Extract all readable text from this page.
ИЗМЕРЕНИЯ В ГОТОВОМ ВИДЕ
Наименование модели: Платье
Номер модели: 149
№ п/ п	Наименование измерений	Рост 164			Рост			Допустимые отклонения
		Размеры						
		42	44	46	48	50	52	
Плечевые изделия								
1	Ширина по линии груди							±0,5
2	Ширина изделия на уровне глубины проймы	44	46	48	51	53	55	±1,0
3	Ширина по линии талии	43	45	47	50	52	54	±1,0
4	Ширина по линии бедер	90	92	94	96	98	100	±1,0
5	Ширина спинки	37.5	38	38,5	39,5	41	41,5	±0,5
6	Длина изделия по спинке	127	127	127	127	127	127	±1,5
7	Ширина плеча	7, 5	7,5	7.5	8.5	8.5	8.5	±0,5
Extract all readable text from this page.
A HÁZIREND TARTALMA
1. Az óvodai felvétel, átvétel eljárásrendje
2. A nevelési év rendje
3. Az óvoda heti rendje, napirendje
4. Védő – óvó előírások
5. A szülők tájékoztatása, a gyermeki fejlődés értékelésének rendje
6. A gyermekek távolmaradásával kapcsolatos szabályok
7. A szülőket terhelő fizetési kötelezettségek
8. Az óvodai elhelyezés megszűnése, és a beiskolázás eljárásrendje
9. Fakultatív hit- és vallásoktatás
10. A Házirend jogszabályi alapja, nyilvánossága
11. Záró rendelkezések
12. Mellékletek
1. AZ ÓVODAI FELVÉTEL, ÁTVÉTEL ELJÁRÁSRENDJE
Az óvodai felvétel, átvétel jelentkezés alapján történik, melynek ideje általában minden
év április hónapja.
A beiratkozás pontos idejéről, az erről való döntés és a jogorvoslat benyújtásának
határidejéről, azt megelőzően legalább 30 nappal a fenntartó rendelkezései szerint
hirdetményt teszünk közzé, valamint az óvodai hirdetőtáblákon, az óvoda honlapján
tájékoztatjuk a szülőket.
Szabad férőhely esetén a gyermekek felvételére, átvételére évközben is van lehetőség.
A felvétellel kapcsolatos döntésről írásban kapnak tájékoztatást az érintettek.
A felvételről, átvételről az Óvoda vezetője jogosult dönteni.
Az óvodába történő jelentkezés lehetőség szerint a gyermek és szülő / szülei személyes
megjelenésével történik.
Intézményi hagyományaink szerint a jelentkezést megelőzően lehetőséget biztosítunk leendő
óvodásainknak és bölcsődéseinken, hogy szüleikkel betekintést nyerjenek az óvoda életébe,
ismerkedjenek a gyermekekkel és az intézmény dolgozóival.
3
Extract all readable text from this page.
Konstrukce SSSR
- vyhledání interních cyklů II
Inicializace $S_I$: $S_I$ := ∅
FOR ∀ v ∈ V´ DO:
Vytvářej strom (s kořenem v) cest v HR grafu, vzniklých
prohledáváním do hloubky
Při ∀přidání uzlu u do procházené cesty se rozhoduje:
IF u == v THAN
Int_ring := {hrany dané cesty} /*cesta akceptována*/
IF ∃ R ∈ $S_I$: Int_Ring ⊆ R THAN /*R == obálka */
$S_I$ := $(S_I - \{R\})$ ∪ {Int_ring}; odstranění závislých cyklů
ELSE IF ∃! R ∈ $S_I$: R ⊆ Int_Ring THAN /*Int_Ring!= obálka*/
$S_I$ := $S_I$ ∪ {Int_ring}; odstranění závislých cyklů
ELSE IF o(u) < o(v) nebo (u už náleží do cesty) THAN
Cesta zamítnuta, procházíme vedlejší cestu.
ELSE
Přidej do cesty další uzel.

Aim
Type out all of the material again, word for word.

Correct output
Extract all readable text from this page.
ИЗМЕРЕНИЯ В ГОТОВОМ ВИДЕ
Наименование модели: Платье
Номер модели: 149
№ п/ п	Наименование измерений	Рост 164			Рост			Допустимые отклонения
		Размеры						
		42	44	46	48	50	52	
Плечевые изделия								
1	Ширина по линии груди							±0,5
2	Ширина изделия на уровне глубины проймы	44	46	48	51	53	55	±1,0
3	Ширина по линии талии	43	45	47	50	52	54	±1,0
4	Ширина по линии бедер	90	92	94	96	98	100	±1,0
5	Ширина спинки	37.5	38	38,5	39,5	41	41,5	±0,5
6	Длина изделия по спинке	127	127	127	127	127	127	±1,5
7	Ширина плеча	7, 5	7,5	7.5	8.5	8.5	8.5	±0,5
Extract all readable text from this page.
A HÁZIREND TARTALMA
1. Az óvodai felvétel, átvétel eljárásrendje
2. A nevelési év rendje
3. Az óvoda heti rendje, napirendje
4. Védő – óvó előírások
5. A szülők tájékoztatása, a gyermeki fejlődés értékelésének rendje
6. A gyermekek távolmaradásával kapcsolatos szabályok
7. A szülőket terhelő fizetési kötelezettségek
8. Az óvodai elhelyezés megszűnése, és a beiskolázás eljárásrendje
9. Fakultatív hit- és vallásoktatás
10. A Házirend jogszabályi alapja, nyilvánossága
11. Záró rendelkezések
12. Mellékletek
1. AZ ÓVODAI FELVÉTEL, ÁTVÉTEL ELJÁRÁSRENDJE
Az óvodai felvétel, átvétel jelentkezés alapján történik, melynek ideje általában minden
év április hónapja.
A beiratkozás pontos idejéről, az erről való döntés és a jogorvoslat benyújtásának
határidejéről, azt megelőzően legalább 30 nappal a fenntartó rendelkezései szerint
hirdetményt teszünk közzé, valamint az óvodai hirdetőtáblákon, az óvoda honlapján
tájékoztatjuk a szülőket.
Szabad férőhely esetén a gyermekek felvételére, átvételére évközben is van lehetőség.
A felvétellel kapcsolatos döntésről írásban kapnak tájékoztatást az érintettek.
A felvételről, átvételről az Óvoda vezetője jogosult dönteni.
Az óvodába történő jelentkezés lehetőség szerint a gyermek és szülő / szülei személyes
megjelenésével történik.
Intézményi hagyományaink szerint a jelentkezést megelőzően lehetőséget biztosítunk leendő
óvodásainknak és bölcsődéseinken, hogy szüleikkel betekintést nyerjenek az óvoda életébe,
ismerkedjenek a gyermekekkel és az intézmény dolgozóival.
3
Extract all readable text from this page.
Konstrukce SSSR
- vyhledání interních cyklů II
Inicializace $S_I$: $S_I$ := ∅
FOR ∀ v ∈ V´ DO:
Vytvářej strom (s kořenem v) cest v HR grafu, vzniklých
prohledáváním do hloubky
Při ∀přidání uzlu u do procházené cesty se rozhoduje:
IF u == v THAN
Int_ring := {hrany dané cesty} /*cesta akceptována*/
IF ∃ R ∈ $S_I$: Int_Ring ⊆ R THAN /*R == obálka */
$S_I$ := $(S_I - \{R\})$ ∪ {Int_ring}; odstranění závislých cyklů
ELSE IF ∃! R ∈ $S_I$: R ⊆ Int_Ring THAN /*Int_Ring!= obálka*/
$S_I$ := $S_I$ ∪ {Int_ring}; odstranění závislých cyklů
ELSE IF o(u) < o(v) nebo (u už náleží do cesty) THAN
Cesta zamítnuta, procházíme vedlejší cestu.
ELSE
Přidej do cesty další uzel.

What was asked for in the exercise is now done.